** start **

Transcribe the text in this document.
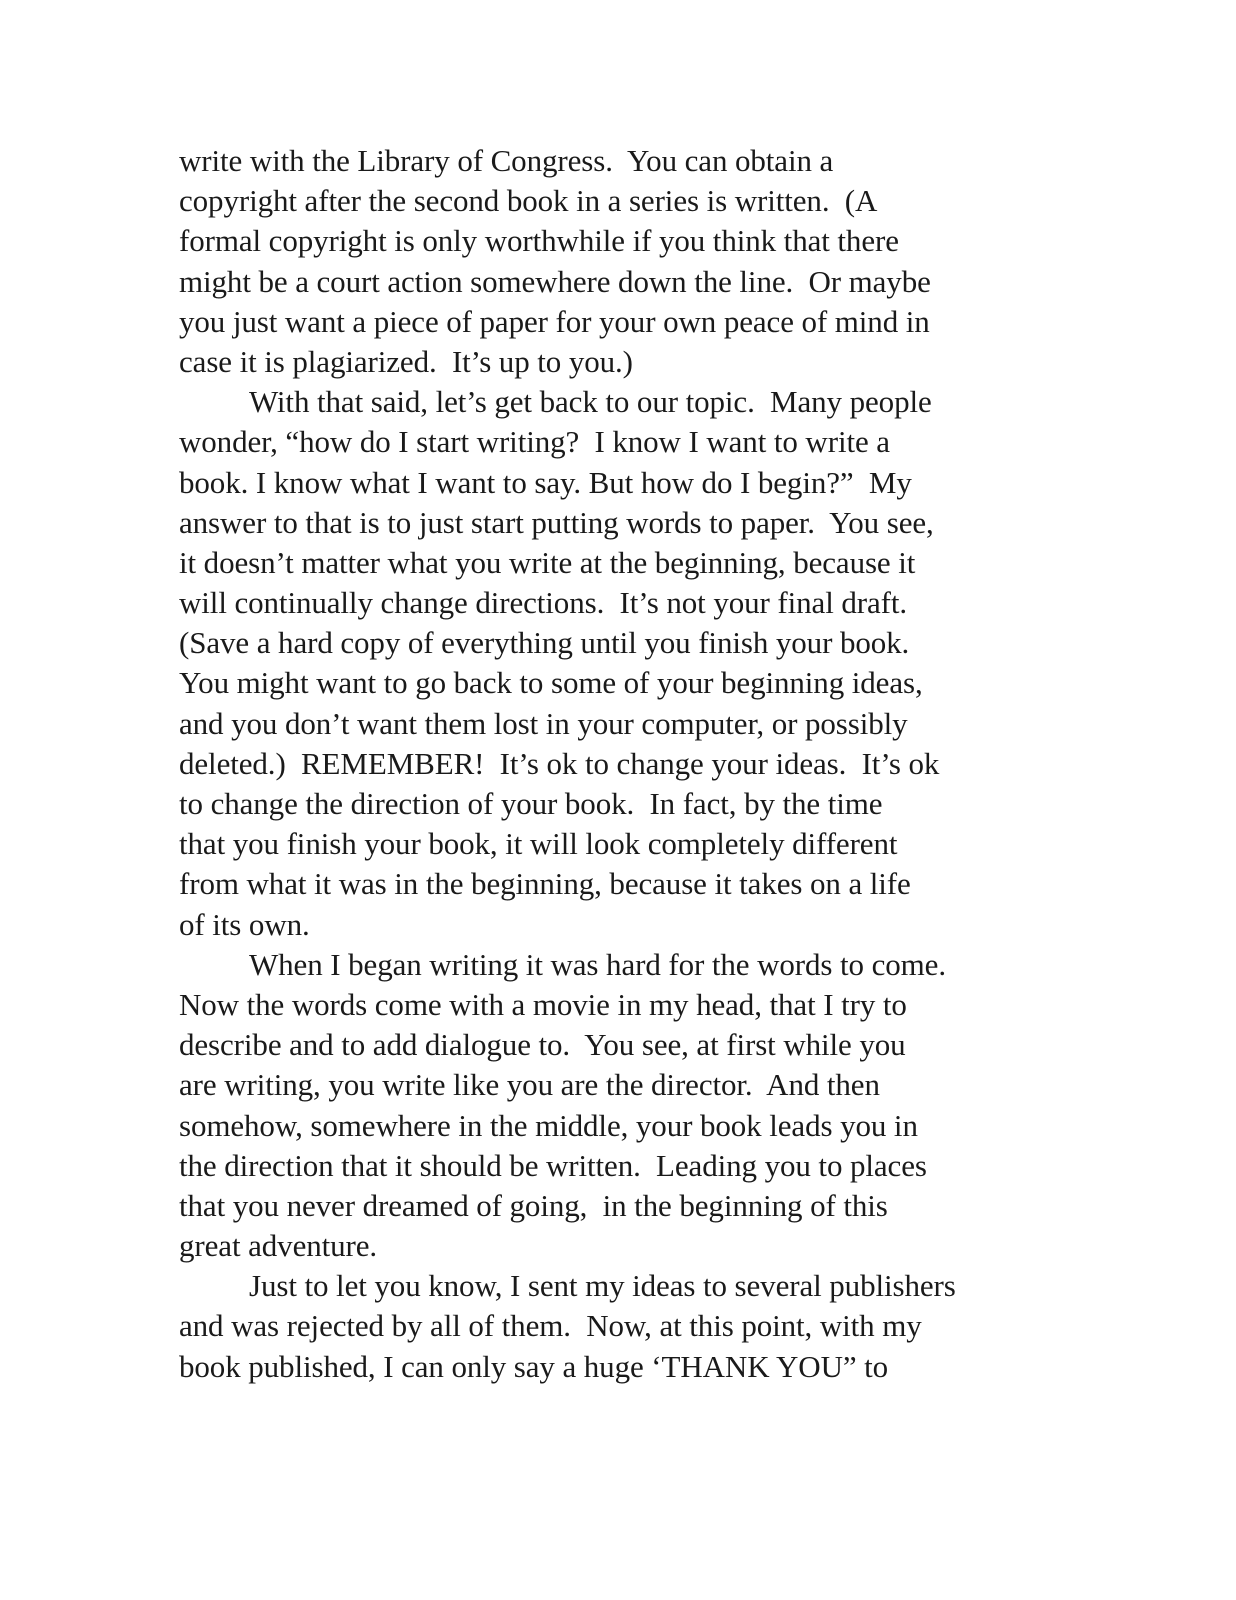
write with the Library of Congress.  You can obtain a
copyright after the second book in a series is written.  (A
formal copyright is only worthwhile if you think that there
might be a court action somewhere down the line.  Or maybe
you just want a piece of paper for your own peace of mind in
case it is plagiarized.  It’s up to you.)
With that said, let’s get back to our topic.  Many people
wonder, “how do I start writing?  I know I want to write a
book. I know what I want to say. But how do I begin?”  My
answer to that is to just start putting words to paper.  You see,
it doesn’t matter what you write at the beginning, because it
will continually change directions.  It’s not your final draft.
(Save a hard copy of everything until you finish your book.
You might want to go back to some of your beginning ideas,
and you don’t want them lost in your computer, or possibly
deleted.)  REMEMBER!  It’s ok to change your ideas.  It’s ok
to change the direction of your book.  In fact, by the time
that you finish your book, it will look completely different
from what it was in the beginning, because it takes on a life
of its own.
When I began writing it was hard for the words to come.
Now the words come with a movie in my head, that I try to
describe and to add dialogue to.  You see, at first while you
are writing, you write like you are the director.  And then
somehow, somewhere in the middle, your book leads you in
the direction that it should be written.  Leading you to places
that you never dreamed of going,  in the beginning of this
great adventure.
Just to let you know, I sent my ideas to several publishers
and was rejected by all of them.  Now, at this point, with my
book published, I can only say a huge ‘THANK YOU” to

** end **

-- DESCRIPTION OF THE TASK --
Transcribe the whole listing, character for character, but not its images.

-- SOLUTION BELOW --
Transcribe the text in this document.
write with the Library of Congress.  You can obtain a
copyright after the second book in a series is written.  (A
formal copyright is only worthwhile if you think that there
might be a court action somewhere down the line.  Or maybe
you just want a piece of paper for your own peace of mind in
case it is plagiarized.  It’s up to you.)
With that said, let’s get back to our topic.  Many people
wonder, “how do I start writing?  I know I want to write a
book. I know what I want to say. But how do I begin?”  My
answer to that is to just start putting words to paper.  You see,
it doesn’t matter what you write at the beginning, because it
will continually change directions.  It’s not your final draft.
(Save a hard copy of everything until you finish your book.
You might want to go back to some of your beginning ideas,
and you don’t want them lost in your computer, or possibly
deleted.)  REMEMBER!  It’s ok to change your ideas.  It’s ok
to change the direction of your book.  In fact, by the time
that you finish your book, it will look completely different
from what it was in the beginning, because it takes on a life
of its own.
When I began writing it was hard for the words to come.
Now the words come with a movie in my head, that I try to
describe and to add dialogue to.  You see, at first while you
are writing, you write like you are the director.  And then
somehow, somewhere in the middle, your book leads you in
the direction that it should be written.  Leading you to places
that you never dreamed of going,  in the beginning of this
great adventure.
Just to let you know, I sent my ideas to several publishers
and was rejected by all of them.  Now, at this point, with my
book published, I can only say a huge ‘THANK YOU” to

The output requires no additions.